**SOURCE RECORDS**:
+++

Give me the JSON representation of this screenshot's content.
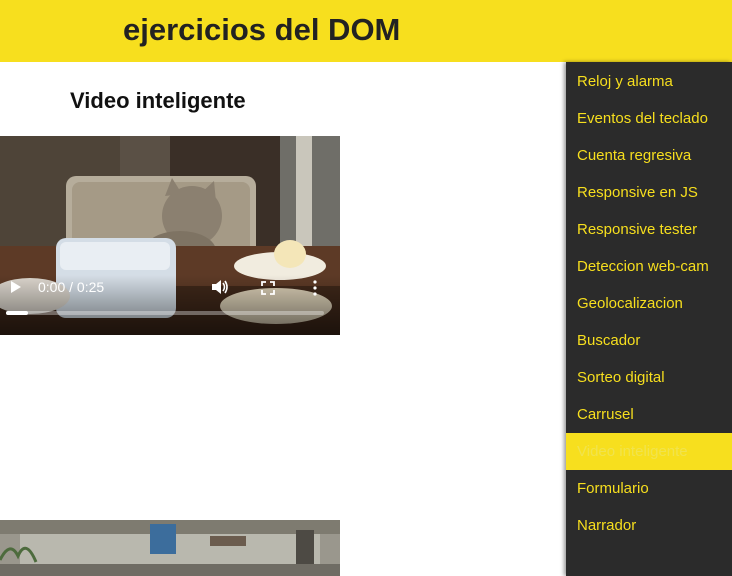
{
  "header": {
    "title": "ejercicios del DOM"
  },
  "section": {
    "title": "Video inteligente"
  },
  "video": {
    "time": "0:00 / 0:25",
    "progress": 0.07
  },
  "menu": {
    "items": [
      {
        "label": "Reloj y alarma"
      },
      {
        "label": "Eventos del teclado"
      },
      {
        "label": "Cuenta regresiva"
      },
      {
        "label": "Responsive en JS"
      },
      {
        "label": "Responsive tester"
      },
      {
        "label": "Deteccion web-cam"
      },
      {
        "label": "Geolocalizacion"
      },
      {
        "label": "Buscador"
      },
      {
        "label": "Sorteo digital"
      },
      {
        "label": "Carrusel"
      },
      {
        "label": "Video inteligente",
        "active": true
      },
      {
        "label": "Formulario"
      },
      {
        "label": "Narrador"
      }
    ]
  },
  "colors": {
    "accent": "#f7df1e",
    "menu_bg": "#2b2b2b"
  }
}
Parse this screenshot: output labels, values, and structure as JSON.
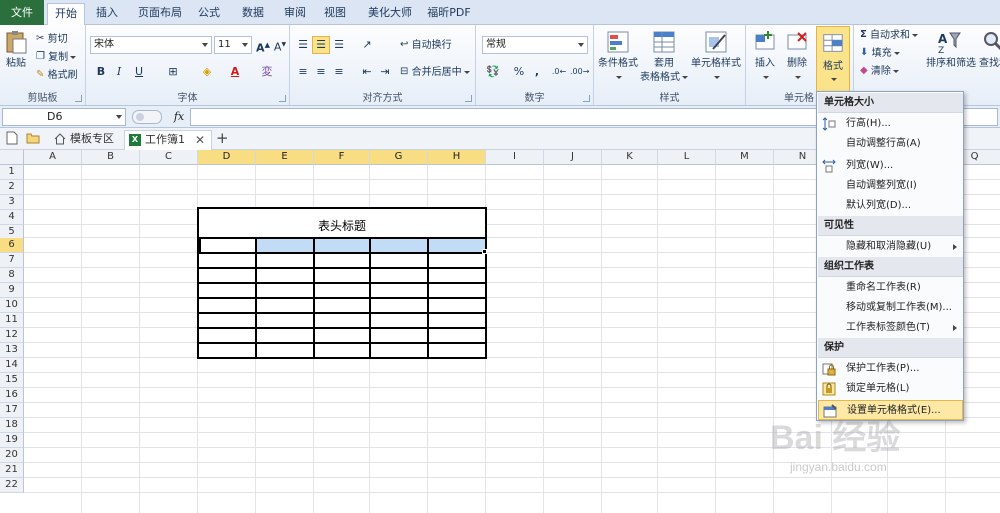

+++

**THE REQUEST**:
Gather every line containing the word "inteligente" and copy it.

**FINISHED TASK**:
    "title": "Video inteligente"
        "label": "Video inteligente",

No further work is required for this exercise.